━━━ Supplied records ━━━

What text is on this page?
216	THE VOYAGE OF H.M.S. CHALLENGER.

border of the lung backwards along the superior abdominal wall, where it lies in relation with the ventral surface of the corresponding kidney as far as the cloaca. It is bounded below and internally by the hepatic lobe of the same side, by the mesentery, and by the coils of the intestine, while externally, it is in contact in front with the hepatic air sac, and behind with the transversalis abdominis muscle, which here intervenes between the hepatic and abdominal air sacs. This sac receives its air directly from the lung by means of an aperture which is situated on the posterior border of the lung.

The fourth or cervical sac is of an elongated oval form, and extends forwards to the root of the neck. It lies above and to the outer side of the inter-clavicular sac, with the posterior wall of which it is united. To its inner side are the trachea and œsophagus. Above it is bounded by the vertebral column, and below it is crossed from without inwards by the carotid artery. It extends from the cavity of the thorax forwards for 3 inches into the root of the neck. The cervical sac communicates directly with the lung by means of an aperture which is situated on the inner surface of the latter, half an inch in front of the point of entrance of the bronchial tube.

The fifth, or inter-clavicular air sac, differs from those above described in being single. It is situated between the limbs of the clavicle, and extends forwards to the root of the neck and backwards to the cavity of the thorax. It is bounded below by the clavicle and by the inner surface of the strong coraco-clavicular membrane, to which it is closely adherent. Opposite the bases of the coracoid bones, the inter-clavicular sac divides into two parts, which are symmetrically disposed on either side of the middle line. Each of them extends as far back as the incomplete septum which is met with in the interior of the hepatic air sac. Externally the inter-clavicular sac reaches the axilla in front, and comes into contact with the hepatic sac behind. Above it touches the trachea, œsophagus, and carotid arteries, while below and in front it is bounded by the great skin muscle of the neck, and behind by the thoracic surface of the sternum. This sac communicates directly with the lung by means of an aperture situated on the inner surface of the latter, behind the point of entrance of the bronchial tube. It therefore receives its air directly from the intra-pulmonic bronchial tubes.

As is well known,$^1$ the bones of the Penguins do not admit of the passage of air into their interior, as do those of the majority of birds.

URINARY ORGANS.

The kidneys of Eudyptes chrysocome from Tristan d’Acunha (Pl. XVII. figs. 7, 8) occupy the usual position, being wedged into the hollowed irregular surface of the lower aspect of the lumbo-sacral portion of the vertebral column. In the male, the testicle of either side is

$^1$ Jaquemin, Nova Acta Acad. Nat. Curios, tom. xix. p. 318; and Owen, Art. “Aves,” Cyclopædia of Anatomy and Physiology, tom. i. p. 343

━━━

Exercise description: Write an exact transcription of every entry above.

Solution to the problem:
What text is on this page?
216	THE VOYAGE OF H.M.S. CHALLENGER.

border of the lung backwards along the superior abdominal wall, where it lies in relation with the ventral surface of the corresponding kidney as far as the cloaca. It is bounded below and internally by the hepatic lobe of the same side, by the mesentery, and by the coils of the intestine, while externally, it is in contact in front with the hepatic air sac, and behind with the transversalis abdominis muscle, which here intervenes between the hepatic and abdominal air sacs. This sac receives its air directly from the lung by means of an aperture which is situated on the posterior border of the lung.

The fourth or cervical sac is of an elongated oval form, and extends forwards to the root of the neck. It lies above and to the outer side of the inter-clavicular sac, with the posterior wall of which it is united. To its inner side are the trachea and œsophagus. Above it is bounded by the vertebral column, and below it is crossed from without inwards by the carotid artery. It extends from the cavity of the thorax forwards for 3 inches into the root of the neck. The cervical sac communicates directly with the lung by means of an aperture which is situated on the inner surface of the latter, half an inch in front of the point of entrance of the bronchial tube.

The fifth, or inter-clavicular air sac, differs from those above described in being single. It is situated between the limbs of the clavicle, and extends forwards to the root of the neck and backwards to the cavity of the thorax. It is bounded below by the clavicle and by the inner surface of the strong coraco-clavicular membrane, to which it is closely adherent. Opposite the bases of the coracoid bones, the inter-clavicular sac divides into two parts, which are symmetrically disposed on either side of the middle line. Each of them extends as far back as the incomplete septum which is met with in the interior of the hepatic air sac. Externally the inter-clavicular sac reaches the axilla in front, and comes into contact with the hepatic sac behind. Above it touches the trachea, œsophagus, and carotid arteries, while below and in front it is bounded by the great skin muscle of the neck, and behind by the thoracic surface of the sternum. This sac communicates directly with the lung by means of an aperture situated on the inner surface of the latter, behind the point of entrance of the bronchial tube. It therefore receives its air directly from the intra-pulmonic bronchial tubes.

As is well known,$^1$ the bones of the Penguins do not admit of the passage of air into their interior, as do those of the majority of birds.

URINARY ORGANS.

The kidneys of Eudyptes chrysocome from Tristan d’Acunha (Pl. XVII. figs. 7, 8) occupy the usual position, being wedged into the hollowed irregular surface of the lower aspect of the lumbo-sacral portion of the vertebral column. In the male, the testicle of either side is

$^1$ Jaquemin, Nova Acta Acad. Nat. Curios, tom. xix. p. 318; and Owen, Art. “Aves,” Cyclopædia of Anatomy and Physiology, tom. i. p. 343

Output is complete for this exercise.